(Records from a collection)
# # # #
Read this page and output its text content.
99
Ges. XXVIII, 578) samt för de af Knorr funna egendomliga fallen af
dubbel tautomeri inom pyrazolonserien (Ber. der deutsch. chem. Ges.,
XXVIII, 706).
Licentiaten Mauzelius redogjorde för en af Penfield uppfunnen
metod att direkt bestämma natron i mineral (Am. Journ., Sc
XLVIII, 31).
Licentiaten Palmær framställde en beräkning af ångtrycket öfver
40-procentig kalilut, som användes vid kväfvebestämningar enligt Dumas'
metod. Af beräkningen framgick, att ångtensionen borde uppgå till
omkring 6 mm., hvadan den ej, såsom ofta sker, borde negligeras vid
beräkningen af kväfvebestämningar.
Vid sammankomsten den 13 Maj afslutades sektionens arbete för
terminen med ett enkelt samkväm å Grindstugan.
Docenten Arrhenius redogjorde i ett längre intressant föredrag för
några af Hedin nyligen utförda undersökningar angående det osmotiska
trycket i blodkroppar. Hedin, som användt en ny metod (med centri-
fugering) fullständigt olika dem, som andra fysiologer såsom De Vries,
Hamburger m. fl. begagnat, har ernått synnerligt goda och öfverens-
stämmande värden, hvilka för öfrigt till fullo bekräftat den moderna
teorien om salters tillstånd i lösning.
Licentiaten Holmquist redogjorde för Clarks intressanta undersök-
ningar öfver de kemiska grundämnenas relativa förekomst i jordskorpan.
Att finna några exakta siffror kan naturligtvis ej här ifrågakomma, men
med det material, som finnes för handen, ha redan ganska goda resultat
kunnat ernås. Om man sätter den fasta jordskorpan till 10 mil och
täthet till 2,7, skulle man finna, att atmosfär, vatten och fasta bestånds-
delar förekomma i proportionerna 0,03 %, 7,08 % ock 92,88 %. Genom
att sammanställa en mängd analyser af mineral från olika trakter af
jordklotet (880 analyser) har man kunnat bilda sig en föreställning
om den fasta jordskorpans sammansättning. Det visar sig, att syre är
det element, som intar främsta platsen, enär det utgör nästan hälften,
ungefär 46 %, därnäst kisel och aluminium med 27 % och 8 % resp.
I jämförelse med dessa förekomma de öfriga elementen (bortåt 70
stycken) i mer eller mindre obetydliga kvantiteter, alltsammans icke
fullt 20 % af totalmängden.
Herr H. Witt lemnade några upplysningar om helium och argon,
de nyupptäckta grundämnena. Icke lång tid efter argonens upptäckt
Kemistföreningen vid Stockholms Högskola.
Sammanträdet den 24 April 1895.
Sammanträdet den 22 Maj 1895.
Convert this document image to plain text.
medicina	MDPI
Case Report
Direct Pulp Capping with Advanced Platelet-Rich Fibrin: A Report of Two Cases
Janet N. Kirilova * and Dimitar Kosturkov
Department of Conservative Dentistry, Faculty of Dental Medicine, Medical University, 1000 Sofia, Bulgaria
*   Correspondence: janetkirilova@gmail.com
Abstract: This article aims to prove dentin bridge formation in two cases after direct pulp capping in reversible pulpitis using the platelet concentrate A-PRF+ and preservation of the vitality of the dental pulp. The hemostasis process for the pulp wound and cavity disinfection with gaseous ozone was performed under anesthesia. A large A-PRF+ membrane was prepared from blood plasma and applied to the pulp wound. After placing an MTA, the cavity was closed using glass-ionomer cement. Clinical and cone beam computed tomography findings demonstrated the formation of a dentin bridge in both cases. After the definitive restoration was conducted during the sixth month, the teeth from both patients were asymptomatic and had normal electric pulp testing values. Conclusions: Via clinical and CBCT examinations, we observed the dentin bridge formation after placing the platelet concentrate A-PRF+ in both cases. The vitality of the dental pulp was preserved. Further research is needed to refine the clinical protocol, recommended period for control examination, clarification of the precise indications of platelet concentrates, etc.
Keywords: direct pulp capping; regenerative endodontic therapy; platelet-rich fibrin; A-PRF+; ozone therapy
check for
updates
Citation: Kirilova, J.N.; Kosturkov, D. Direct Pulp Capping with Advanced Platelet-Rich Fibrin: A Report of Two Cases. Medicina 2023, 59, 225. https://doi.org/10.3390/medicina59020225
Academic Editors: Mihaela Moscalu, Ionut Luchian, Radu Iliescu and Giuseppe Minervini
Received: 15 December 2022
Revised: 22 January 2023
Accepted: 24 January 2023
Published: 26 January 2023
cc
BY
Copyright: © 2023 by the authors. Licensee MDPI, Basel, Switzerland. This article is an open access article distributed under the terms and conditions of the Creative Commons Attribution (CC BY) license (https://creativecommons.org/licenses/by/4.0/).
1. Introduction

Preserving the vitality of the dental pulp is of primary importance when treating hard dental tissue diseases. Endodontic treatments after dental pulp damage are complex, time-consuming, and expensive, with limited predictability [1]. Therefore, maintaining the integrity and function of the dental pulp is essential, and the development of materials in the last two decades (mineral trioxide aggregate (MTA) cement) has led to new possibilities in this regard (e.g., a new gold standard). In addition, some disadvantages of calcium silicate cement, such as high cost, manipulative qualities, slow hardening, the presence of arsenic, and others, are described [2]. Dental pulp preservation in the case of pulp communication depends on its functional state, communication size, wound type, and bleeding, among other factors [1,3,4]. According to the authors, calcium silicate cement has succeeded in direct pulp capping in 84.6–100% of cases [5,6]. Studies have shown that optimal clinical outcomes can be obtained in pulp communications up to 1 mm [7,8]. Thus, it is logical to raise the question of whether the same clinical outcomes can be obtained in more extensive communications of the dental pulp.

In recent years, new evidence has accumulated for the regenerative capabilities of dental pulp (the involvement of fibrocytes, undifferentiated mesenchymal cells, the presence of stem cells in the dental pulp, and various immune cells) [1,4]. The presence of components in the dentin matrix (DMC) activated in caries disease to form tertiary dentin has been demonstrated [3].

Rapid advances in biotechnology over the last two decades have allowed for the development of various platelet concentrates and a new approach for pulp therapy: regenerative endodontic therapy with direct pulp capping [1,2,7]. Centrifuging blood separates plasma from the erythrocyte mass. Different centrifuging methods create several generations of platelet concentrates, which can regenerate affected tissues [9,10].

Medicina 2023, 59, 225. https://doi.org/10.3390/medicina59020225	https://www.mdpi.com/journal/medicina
# # # #
(Task directions): The records above are to be duplicated in full and exactly.

(Exercise output):
Read this page and output its text content.
99
Ges. XXVIII, 578) samt för de af Knorr funna egendomliga fallen af
dubbel tautomeri inom pyrazolonserien (Ber. der deutsch. chem. Ges.,
XXVIII, 706).
Licentiaten Mauzelius redogjorde för en af Penfield uppfunnen
metod att direkt bestämma natron i mineral (Am. Journ., Sc
XLVIII, 31).
Licentiaten Palmær framställde en beräkning af ångtrycket öfver
40-procentig kalilut, som användes vid kväfvebestämningar enligt Dumas'
metod. Af beräkningen framgick, att ångtensionen borde uppgå till
omkring 6 mm., hvadan den ej, såsom ofta sker, borde negligeras vid
beräkningen af kväfvebestämningar.
Vid sammankomsten den 13 Maj afslutades sektionens arbete för
terminen med ett enkelt samkväm å Grindstugan.
Docenten Arrhenius redogjorde i ett längre intressant föredrag för
några af Hedin nyligen utförda undersökningar angående det osmotiska
trycket i blodkroppar. Hedin, som användt en ny metod (med centri-
fugering) fullständigt olika dem, som andra fysiologer såsom De Vries,
Hamburger m. fl. begagnat, har ernått synnerligt goda och öfverens-
stämmande värden, hvilka för öfrigt till fullo bekräftat den moderna
teorien om salters tillstånd i lösning.
Licentiaten Holmquist redogjorde för Clarks intressanta undersök-
ningar öfver de kemiska grundämnenas relativa förekomst i jordskorpan.
Att finna några exakta siffror kan naturligtvis ej här ifrågakomma, men
med det material, som finnes för handen, ha redan ganska goda resultat
kunnat ernås. Om man sätter den fasta jordskorpan till 10 mil och
täthet till 2,7, skulle man finna, att atmosfär, vatten och fasta bestånds-
delar förekomma i proportionerna 0,03 %, 7,08 % ock 92,88 %. Genom
att sammanställa en mängd analyser af mineral från olika trakter af
jordklotet (880 analyser) har man kunnat bilda sig en föreställning
om den fasta jordskorpans sammansättning. Det visar sig, att syre är
det element, som intar främsta platsen, enär det utgör nästan hälften,
ungefär 46 %, därnäst kisel och aluminium med 27 % och 8 % resp.
I jämförelse med dessa förekomma de öfriga elementen (bortåt 70
stycken) i mer eller mindre obetydliga kvantiteter, alltsammans icke
fullt 20 % af totalmängden.
Herr H. Witt lemnade några upplysningar om helium och argon,
de nyupptäckta grundämnena. Icke lång tid efter argonens upptäckt
Kemistföreningen vid Stockholms Högskola.
Sammanträdet den 24 April 1895.
Sammanträdet den 22 Maj 1895.
Convert this document image to plain text.
medicina	MDPI
Case Report
Direct Pulp Capping with Advanced Platelet-Rich Fibrin: A Report of Two Cases
Janet N. Kirilova * and Dimitar Kosturkov
Department of Conservative Dentistry, Faculty of Dental Medicine, Medical University, 1000 Sofia, Bulgaria
*   Correspondence: janetkirilova@gmail.com
Abstract: This article aims to prove dentin bridge formation in two cases after direct pulp capping in reversible pulpitis using the platelet concentrate A-PRF+ and preservation of the vitality of the dental pulp. The hemostasis process for the pulp wound and cavity disinfection with gaseous ozone was performed under anesthesia. A large A-PRF+ membrane was prepared from blood plasma and applied to the pulp wound. After placing an MTA, the cavity was closed using glass-ionomer cement. Clinical and cone beam computed tomography findings demonstrated the formation of a dentin bridge in both cases. After the definitive restoration was conducted during the sixth month, the teeth from both patients were asymptomatic and had normal electric pulp testing values. Conclusions: Via clinical and CBCT examinations, we observed the dentin bridge formation after placing the platelet concentrate A-PRF+ in both cases. The vitality of the dental pulp was preserved. Further research is needed to refine the clinical protocol, recommended period for control examination, clarification of the precise indications of platelet concentrates, etc.
Keywords: direct pulp capping; regenerative endodontic therapy; platelet-rich fibrin; A-PRF+; ozone therapy
check for
updates
Citation: Kirilova, J.N.; Kosturkov, D. Direct Pulp Capping with Advanced Platelet-Rich Fibrin: A Report of Two Cases. Medicina 2023, 59, 225. https://doi.org/10.3390/medicina59020225
Academic Editors: Mihaela Moscalu, Ionut Luchian, Radu Iliescu and Giuseppe Minervini
Received: 15 December 2022
Revised: 22 January 2023
Accepted: 24 January 2023
Published: 26 January 2023
cc
BY
Copyright: © 2023 by the authors. Licensee MDPI, Basel, Switzerland. This article is an open access article distributed under the terms and conditions of the Creative Commons Attribution (CC BY) license (https://creativecommons.org/licenses/by/4.0/).
1. Introduction

Preserving the vitality of the dental pulp is of primary importance when treating hard dental tissue diseases. Endodontic treatments after dental pulp damage are complex, time-consuming, and expensive, with limited predictability [1]. Therefore, maintaining the integrity and function of the dental pulp is essential, and the development of materials in the last two decades (mineral trioxide aggregate (MTA) cement) has led to new possibilities in this regard (e.g., a new gold standard). In addition, some disadvantages of calcium silicate cement, such as high cost, manipulative qualities, slow hardening, the presence of arsenic, and others, are described [2]. Dental pulp preservation in the case of pulp communication depends on its functional state, communication size, wound type, and bleeding, among other factors [1,3,4]. According to the authors, calcium silicate cement has succeeded in direct pulp capping in 84.6–100% of cases [5,6]. Studies have shown that optimal clinical outcomes can be obtained in pulp communications up to 1 mm [7,8]. Thus, it is logical to raise the question of whether the same clinical outcomes can be obtained in more extensive communications of the dental pulp.

In recent years, new evidence has accumulated for the regenerative capabilities of dental pulp (the involvement of fibrocytes, undifferentiated mesenchymal cells, the presence of stem cells in the dental pulp, and various immune cells) [1,4]. The presence of components in the dentin matrix (DMC) activated in caries disease to form tertiary dentin has been demonstrated [3].

Rapid advances in biotechnology over the last two decades have allowed for the development of various platelet concentrates and a new approach for pulp therapy: regenerative endodontic therapy with direct pulp capping [1,2,7]. Centrifuging blood separates plasma from the erythrocyte mass. Different centrifuging methods create several generations of platelet concentrates, which can regenerate affected tissues [9,10].

Medicina 2023, 59, 225. https://doi.org/10.3390/medicina59020225	https://www.mdpi.com/journal/medicina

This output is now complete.